* PROBLEM SET *
1) Using the court judgment, decide whether each statement agrees with it. Answer yes or no for each, and quote the words that decide it.
(a) The hearing was held on 17 October 2007.
(b) The loan to West End was made in 2005.
(c) West End built four apartments on the land.
2) Answer these questions from the court judgment.
(a) Who appeared as counsel for the respondent?
(b) What sum does the statutory demand seek?
(c) Under which Act does West End say there was a lack of disclosure?
3) Reproduce the stretch of the court judgment from "Registrar/Deputy Registrar" through "constructed four apartments.".

--- start PASSAGE PROVIDED ---

Hearing:         17 October 2007

and by memoranda dated 26 October 2007,
16 November 2007 and 20 November 2007

Counsel:         M R Colthart for applicant

D E Smyth for respondent

Judgment:      5 September 2008  at 4:30pm

JUDGMENT OF ASSOCIATE JUDGE ABBOTT

This judgment was delivered by me on 5 September 2008 at 4:30pm pursuant to Rule 540(4) of the High Court Rules.

Registrar/Deputy Registrar

Solicitors:

Knight Coldicutt, Private Box 106214, Auckland 1143 for applicant

Stephen McDonald Law, PO Box 26686, Greenlane, Auckland 1344 for respondent

WEST END ROAD NOMINEE LIMITED V  ATMORE HC AK CIV 2007-404-003488 5 September 2008

[1]      West End Road Nominee Limited (West End) applies to set aside a statutory demand issued by Robert Graeme Atmore (Robert Atmore) seeking payment of

$122,193.91.  The sum demanded is claimed to be the balance due of a loan made to West End in 2002.   Robert Atmore says the loan was to help fund West End’s purchase of land in West End Road, Herne Bay, Auckland, on which West End subsequently constructed four apartments.

[2]      West End says that the statutory demand should be set aside on two grounds. First, it says that it no longer has any effect because time for compliance with the demand was not extended and the statutory time frame for bringing a liquidation proceeding based on it has expired.   Secondly it contends that there is a genuine dispute as to whether there was a loan (and therefore whether any debt is owing or due) and as to whether it is recoverable (due to lack of disclosure under the Credits Contracts Act 1981).

--- end PASSAGE PROVIDED ---
--- start MATERIAL ---

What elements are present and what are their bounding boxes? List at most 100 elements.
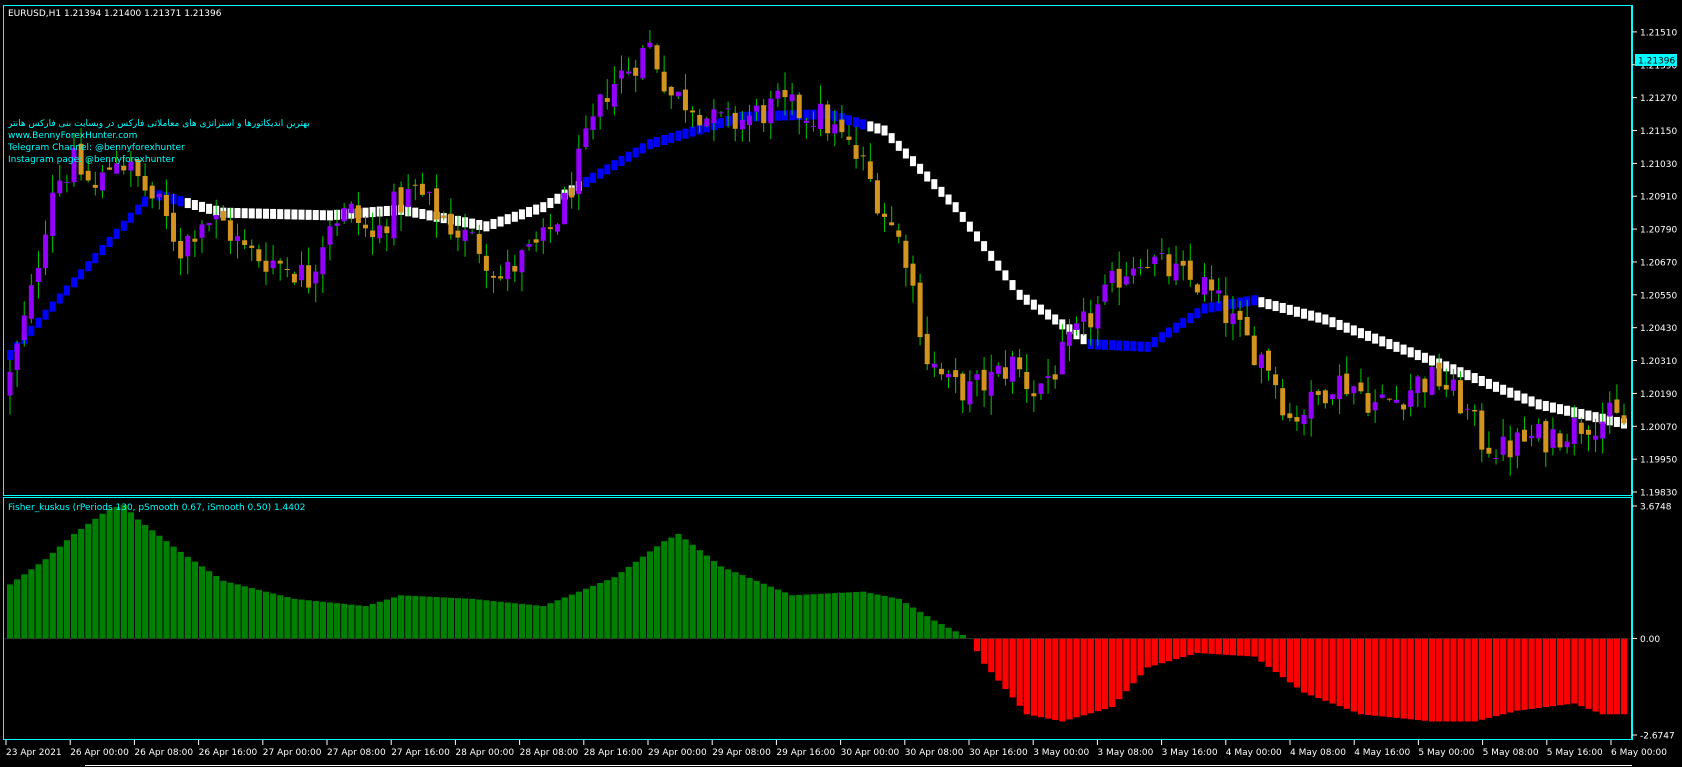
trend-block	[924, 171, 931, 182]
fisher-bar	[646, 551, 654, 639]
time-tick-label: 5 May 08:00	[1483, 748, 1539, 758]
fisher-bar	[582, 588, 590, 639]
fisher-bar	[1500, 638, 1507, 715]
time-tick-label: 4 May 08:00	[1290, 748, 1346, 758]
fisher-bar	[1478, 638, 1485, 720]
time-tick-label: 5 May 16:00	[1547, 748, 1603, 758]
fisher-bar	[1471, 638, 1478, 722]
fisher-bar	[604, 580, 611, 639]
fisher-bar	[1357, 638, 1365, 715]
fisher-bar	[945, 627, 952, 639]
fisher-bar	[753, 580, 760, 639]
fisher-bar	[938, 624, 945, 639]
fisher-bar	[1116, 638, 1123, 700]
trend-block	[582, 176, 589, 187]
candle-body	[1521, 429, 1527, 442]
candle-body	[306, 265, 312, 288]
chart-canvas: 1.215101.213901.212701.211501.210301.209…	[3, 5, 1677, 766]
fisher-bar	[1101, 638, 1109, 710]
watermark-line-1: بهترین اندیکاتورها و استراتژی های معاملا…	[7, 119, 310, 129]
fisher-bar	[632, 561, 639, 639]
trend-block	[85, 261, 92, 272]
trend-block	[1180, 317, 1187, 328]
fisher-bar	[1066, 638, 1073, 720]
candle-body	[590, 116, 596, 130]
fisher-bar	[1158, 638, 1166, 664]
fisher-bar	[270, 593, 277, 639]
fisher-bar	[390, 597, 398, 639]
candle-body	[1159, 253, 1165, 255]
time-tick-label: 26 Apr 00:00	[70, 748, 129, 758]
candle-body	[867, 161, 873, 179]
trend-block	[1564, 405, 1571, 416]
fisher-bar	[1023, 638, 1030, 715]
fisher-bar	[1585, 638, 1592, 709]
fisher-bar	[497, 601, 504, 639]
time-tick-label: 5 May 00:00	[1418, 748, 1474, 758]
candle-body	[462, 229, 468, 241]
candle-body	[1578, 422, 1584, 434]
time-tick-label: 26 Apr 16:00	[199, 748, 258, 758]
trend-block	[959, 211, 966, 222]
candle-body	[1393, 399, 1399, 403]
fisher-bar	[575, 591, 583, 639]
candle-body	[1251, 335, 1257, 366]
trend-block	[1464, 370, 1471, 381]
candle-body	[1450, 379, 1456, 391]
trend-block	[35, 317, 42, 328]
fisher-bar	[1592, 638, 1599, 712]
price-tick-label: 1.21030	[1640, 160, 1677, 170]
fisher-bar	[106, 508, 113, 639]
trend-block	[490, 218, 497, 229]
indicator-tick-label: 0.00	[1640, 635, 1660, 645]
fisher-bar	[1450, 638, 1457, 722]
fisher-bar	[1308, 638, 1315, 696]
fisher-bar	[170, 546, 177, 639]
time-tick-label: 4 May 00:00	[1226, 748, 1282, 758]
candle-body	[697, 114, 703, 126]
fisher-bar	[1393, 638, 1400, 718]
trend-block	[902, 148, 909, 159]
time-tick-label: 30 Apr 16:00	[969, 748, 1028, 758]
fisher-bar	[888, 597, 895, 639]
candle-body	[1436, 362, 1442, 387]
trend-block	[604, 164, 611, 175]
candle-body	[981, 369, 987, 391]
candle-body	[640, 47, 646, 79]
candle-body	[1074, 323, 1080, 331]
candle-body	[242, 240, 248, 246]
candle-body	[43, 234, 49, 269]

--- end MATERIAL ---

* RESPONSES BY TASK *
1)
(a) Yes: "Hearing: 17 October 2007"
(b) No: "the balance due of a loan made to West End in 2002"
(c) Yes: "on which West End subsequently constructed four apartments"

2)
(a) D E Smyth
(b) $122,193.91
(c) The Credits Contracts Act 1981

3)
Registrar/Deputy Registrar

Solicitors:

Knight Coldicutt, Private Box 106214, Auckland 1143 for applicant

Stephen McDonald Law, PO Box 26686, Greenlane, Auckland 1344 for respondent

WEST END ROAD NOMINEE LIMITED V  ATMORE HC AK CIV 2007-404-003488 5 September 2008

[1]      West End Road Nominee Limited (West End) applies to set aside a statutory demand issued by Robert Graeme Atmore (Robert Atmore) seeking payment of

$122,193.91.  The sum demanded is claimed to be the balance due of a loan made to West End in 2002.   Robert Atmore says the loan was to help fund West End’s purchase of land in West End Road, Herne Bay, Auckland, on which West End subsequently constructed four apartments.